**SOURCE RECORDS:**

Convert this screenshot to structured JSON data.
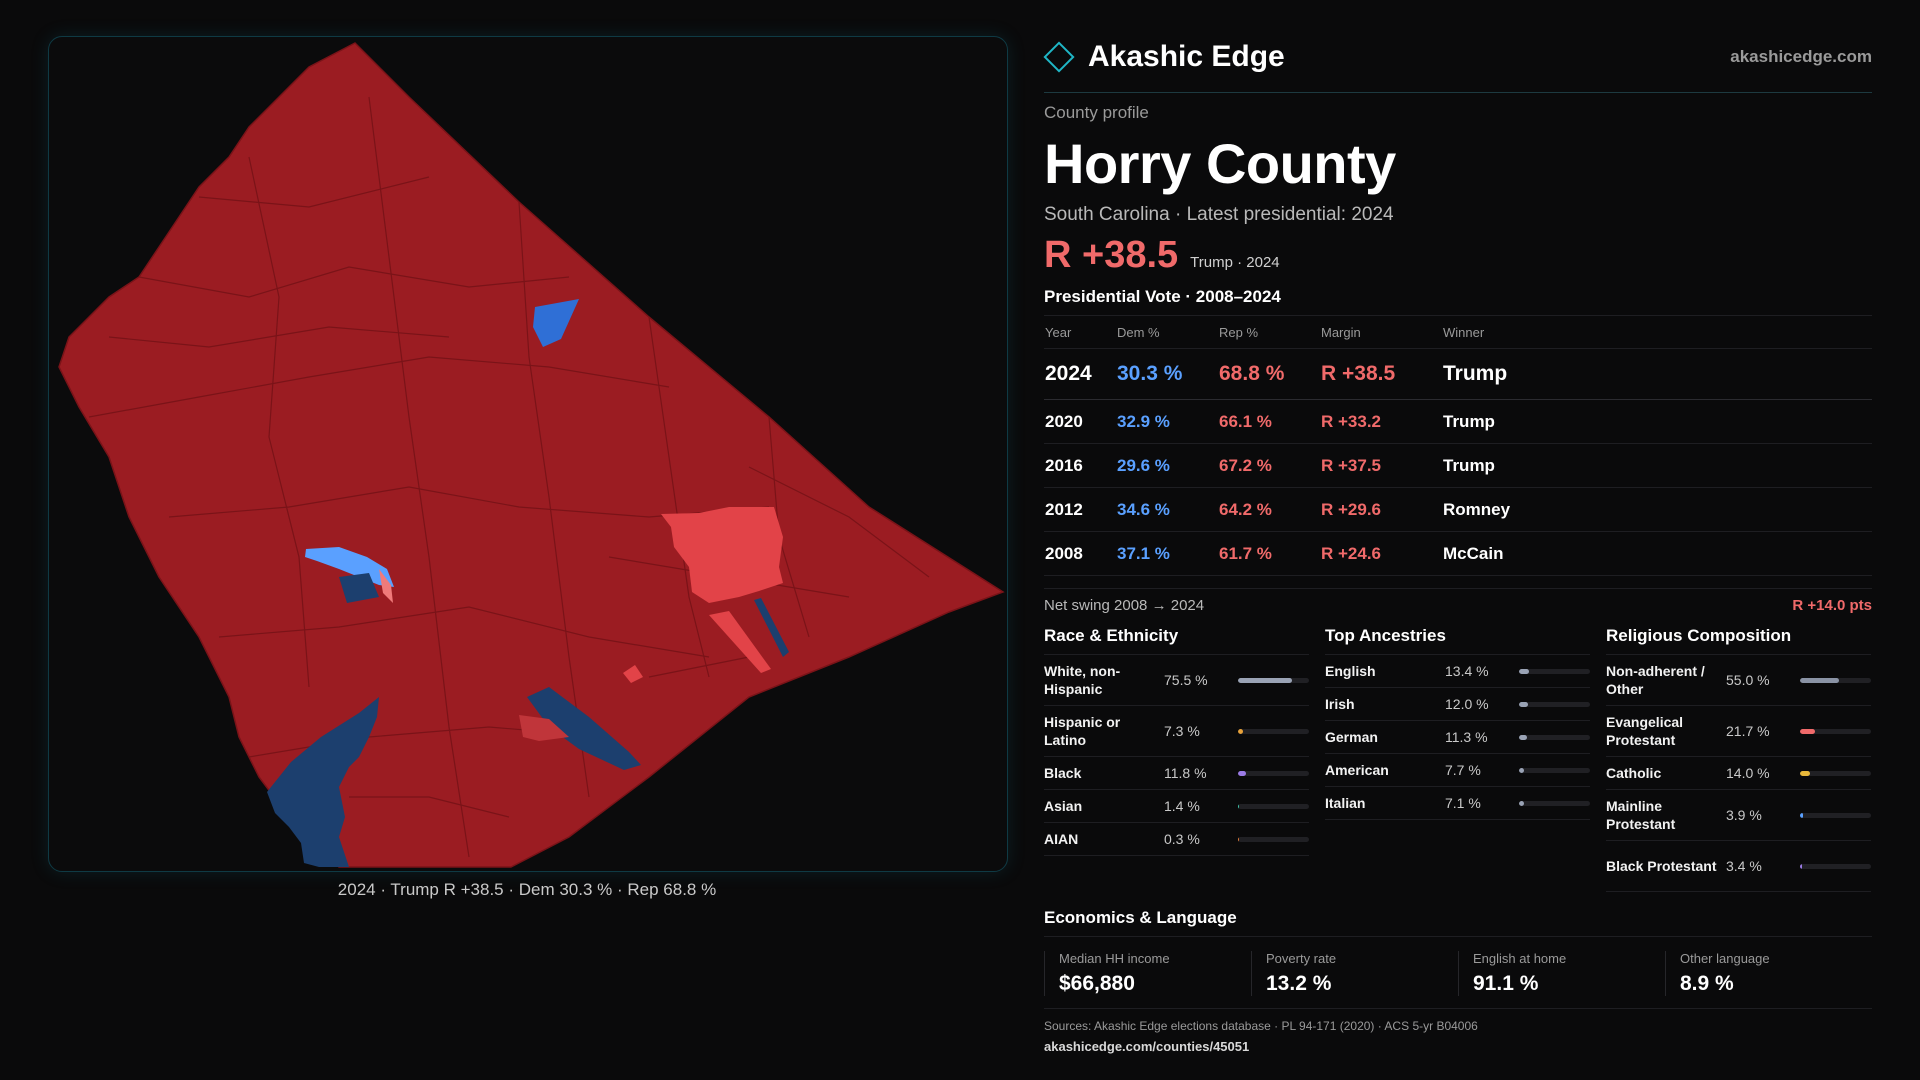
{
  "brand": {
    "name": "Akashic Edge",
    "url": "akashicedge.com"
  },
  "profile": {
    "eyebrow": "County profile",
    "county": "Horry County",
    "subtitle": "South Carolina · Latest presidential: 2024",
    "headline_margin": "R +38.5",
    "headline_winner": "Trump · 2024"
  },
  "map": {
    "caption": "2024 · Trump R +38.5 · Dem 30.3 % · Rep 68.8 %",
    "colors": {
      "strong_rep": "#9b1c22",
      "lean_rep": "#e24348",
      "strong_dem": "#1c3f6e",
      "dem": "#2f6fd6",
      "lean_dem": "#5aa0ff",
      "border": "#7a1318"
    }
  },
  "votes": {
    "title": "Presidential Vote · 2008–2024",
    "headers": {
      "year": "Year",
      "dem": "Dem %",
      "rep": "Rep %",
      "margin": "Margin",
      "winner": "Winner"
    },
    "rows": [
      {
        "year": "2024",
        "dem": "30.3 %",
        "rep": "68.8 %",
        "margin": "R +38.5",
        "winner": "Trump"
      },
      {
        "year": "2020",
        "dem": "32.9 %",
        "rep": "66.1 %",
        "margin": "R +33.2",
        "winner": "Trump"
      },
      {
        "year": "2016",
        "dem": "29.6 %",
        "rep": "67.2 %",
        "margin": "R +37.5",
        "winner": "Trump"
      },
      {
        "year": "2012",
        "dem": "34.6 %",
        "rep": "64.2 %",
        "margin": "R +29.6",
        "winner": "Romney"
      },
      {
        "year": "2008",
        "dem": "37.1 %",
        "rep": "61.7 %",
        "margin": "R +24.6",
        "winner": "McCain"
      }
    ],
    "swing_label": "Net swing 2008 → 2024",
    "swing_value": "R +14.0 pts"
  },
  "race": {
    "title": "Race & Ethnicity",
    "items": [
      {
        "label": "White, non-Hispanic",
        "pct": "75.5 %",
        "value": 75.5,
        "color": "#9aa3b5"
      },
      {
        "label": "Hispanic or Latino",
        "pct": "7.3 %",
        "value": 7.3,
        "color": "#e8a23a"
      },
      {
        "label": "Black",
        "pct": "11.8 %",
        "value": 11.8,
        "color": "#9b7be6"
      },
      {
        "label": "Asian",
        "pct": "1.4 %",
        "value": 1.4,
        "color": "#3fc2a8"
      },
      {
        "label": "AIAN",
        "pct": "0.3 %",
        "value": 0.3,
        "color": "#e07a3a"
      }
    ]
  },
  "ancestry": {
    "title": "Top Ancestries",
    "items": [
      {
        "label": "English",
        "pct": "13.4 %",
        "value": 13.4,
        "color": "#9aa3b5"
      },
      {
        "label": "Irish",
        "pct": "12.0 %",
        "value": 12.0,
        "color": "#9aa3b5"
      },
      {
        "label": "German",
        "pct": "11.3 %",
        "value": 11.3,
        "color": "#9aa3b5"
      },
      {
        "label": "American",
        "pct": "7.7 %",
        "value": 7.7,
        "color": "#9aa3b5"
      },
      {
        "label": "Italian",
        "pct": "7.1 %",
        "value": 7.1,
        "color": "#9aa3b5"
      }
    ]
  },
  "religion": {
    "title": "Religious Composition",
    "items": [
      {
        "label": "Non-adherent / Other",
        "pct": "55.0 %",
        "value": 55.0,
        "color": "#8a93a5"
      },
      {
        "label": "Evangelical Protestant",
        "pct": "21.7 %",
        "value": 21.7,
        "color": "#f06a6a"
      },
      {
        "label": "Catholic",
        "pct": "14.0 %",
        "value": 14.0,
        "color": "#e8b83a"
      },
      {
        "label": "Mainline Protestant",
        "pct": "3.9 %",
        "value": 3.9,
        "color": "#5aa0ff"
      },
      {
        "label": "Black Protestant",
        "pct": "3.4 %",
        "value": 3.4,
        "color": "#9b7be6"
      }
    ]
  },
  "economics": {
    "title": "Economics & Language",
    "items": [
      {
        "label": "Median HH income",
        "value": "$66,880"
      },
      {
        "label": "Poverty rate",
        "value": "13.2 %"
      },
      {
        "label": "English at home",
        "value": "91.1 %"
      },
      {
        "label": "Other language",
        "value": "8.9 %"
      }
    ]
  },
  "sources": {
    "text": "Sources: Akashic Edge elections database · PL 94-171 (2020) · ACS 5-yr B04006",
    "url": "akashicedge.com/counties/45051"
  }
}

**WHAT THE TASK REQUIRES:**
Pictures are to be left out; all else in the entries above is to be quoted exactly.

**ANSWER TO THE EXERCISE:**
Convert this screenshot to structured JSON data.
{
  "brand": {
    "name": "Akashic Edge",
    "url": "akashicedge.com"
  },
  "profile": {
    "eyebrow": "County profile",
    "county": "Horry County",
    "subtitle": "South Carolina · Latest presidential: 2024",
    "headline_margin": "R +38.5",
    "headline_winner": "Trump · 2024"
  },
  "map": {
    "caption": "2024 · Trump R +38.5 · Dem 30.3 % · Rep 68.8 %",
    "colors": {
      "strong_rep": "#9b1c22",
      "lean_rep": "#e24348",
      "strong_dem": "#1c3f6e",
      "dem": "#2f6fd6",
      "lean_dem": "#5aa0ff",
      "border": "#7a1318"
    }
  },
  "votes": {
    "title": "Presidential Vote · 2008–2024",
    "headers": {
      "year": "Year",
      "dem": "Dem %",
      "rep": "Rep %",
      "margin": "Margin",
      "winner": "Winner"
    },
    "rows": [
      {
        "year": "2024",
        "dem": "30.3 %",
        "rep": "68.8 %",
        "margin": "R +38.5",
        "winner": "Trump"
      },
      {
        "year": "2020",
        "dem": "32.9 %",
        "rep": "66.1 %",
        "margin": "R +33.2",
        "winner": "Trump"
      },
      {
        "year": "2016",
        "dem": "29.6 %",
        "rep": "67.2 %",
        "margin": "R +37.5",
        "winner": "Trump"
      },
      {
        "year": "2012",
        "dem": "34.6 %",
        "rep": "64.2 %",
        "margin": "R +29.6",
        "winner": "Romney"
      },
      {
        "year": "2008",
        "dem": "37.1 %",
        "rep": "61.7 %",
        "margin": "R +24.6",
        "winner": "McCain"
      }
    ],
    "swing_label": "Net swing 2008 → 2024",
    "swing_value": "R +14.0 pts"
  },
  "race": {
    "title": "Race & Ethnicity",
    "items": [
      {
        "label": "White, non-Hispanic",
        "pct": "75.5 %",
        "value": 75.5,
        "color": "#9aa3b5"
      },
      {
        "label": "Hispanic or Latino",
        "pct": "7.3 %",
        "value": 7.3,
        "color": "#e8a23a"
      },
      {
        "label": "Black",
        "pct": "11.8 %",
        "value": 11.8,
        "color": "#9b7be6"
      },
      {
        "label": "Asian",
        "pct": "1.4 %",
        "value": 1.4,
        "color": "#3fc2a8"
      },
      {
        "label": "AIAN",
        "pct": "0.3 %",
        "value": 0.3,
        "color": "#e07a3a"
      }
    ]
  },
  "ancestry": {
    "title": "Top Ancestries",
    "items": [
      {
        "label": "English",
        "pct": "13.4 %",
        "value": 13.4,
        "color": "#9aa3b5"
      },
      {
        "label": "Irish",
        "pct": "12.0 %",
        "value": 12.0,
        "color": "#9aa3b5"
      },
      {
        "label": "German",
        "pct": "11.3 %",
        "value": 11.3,
        "color": "#9aa3b5"
      },
      {
        "label": "American",
        "pct": "7.7 %",
        "value": 7.7,
        "color": "#9aa3b5"
      },
      {
        "label": "Italian",
        "pct": "7.1 %",
        "value": 7.1,
        "color": "#9aa3b5"
      }
    ]
  },
  "religion": {
    "title": "Religious Composition",
    "items": [
      {
        "label": "Non-adherent / Other",
        "pct": "55.0 %",
        "value": 55.0,
        "color": "#8a93a5"
      },
      {
        "label": "Evangelical Protestant",
        "pct": "21.7 %",
        "value": 21.7,
        "color": "#f06a6a"
      },
      {
        "label": "Catholic",
        "pct": "14.0 %",
        "value": 14.0,
        "color": "#e8b83a"
      },
      {
        "label": "Mainline Protestant",
        "pct": "3.9 %",
        "value": 3.9,
        "color": "#5aa0ff"
      },
      {
        "label": "Black Protestant",
        "pct": "3.4 %",
        "value": 3.4,
        "color": "#9b7be6"
      }
    ]
  },
  "economics": {
    "title": "Economics & Language",
    "items": [
      {
        "label": "Median HH income",
        "value": "$66,880"
      },
      {
        "label": "Poverty rate",
        "value": "13.2 %"
      },
      {
        "label": "English at home",
        "value": "91.1 %"
      },
      {
        "label": "Other language",
        "value": "8.9 %"
      }
    ]
  },
  "sources": {
    "text": "Sources: Akashic Edge elections database · PL 94-171 (2020) · ACS 5-yr B04006",
    "url": "akashicedge.com/counties/45051"
  }
}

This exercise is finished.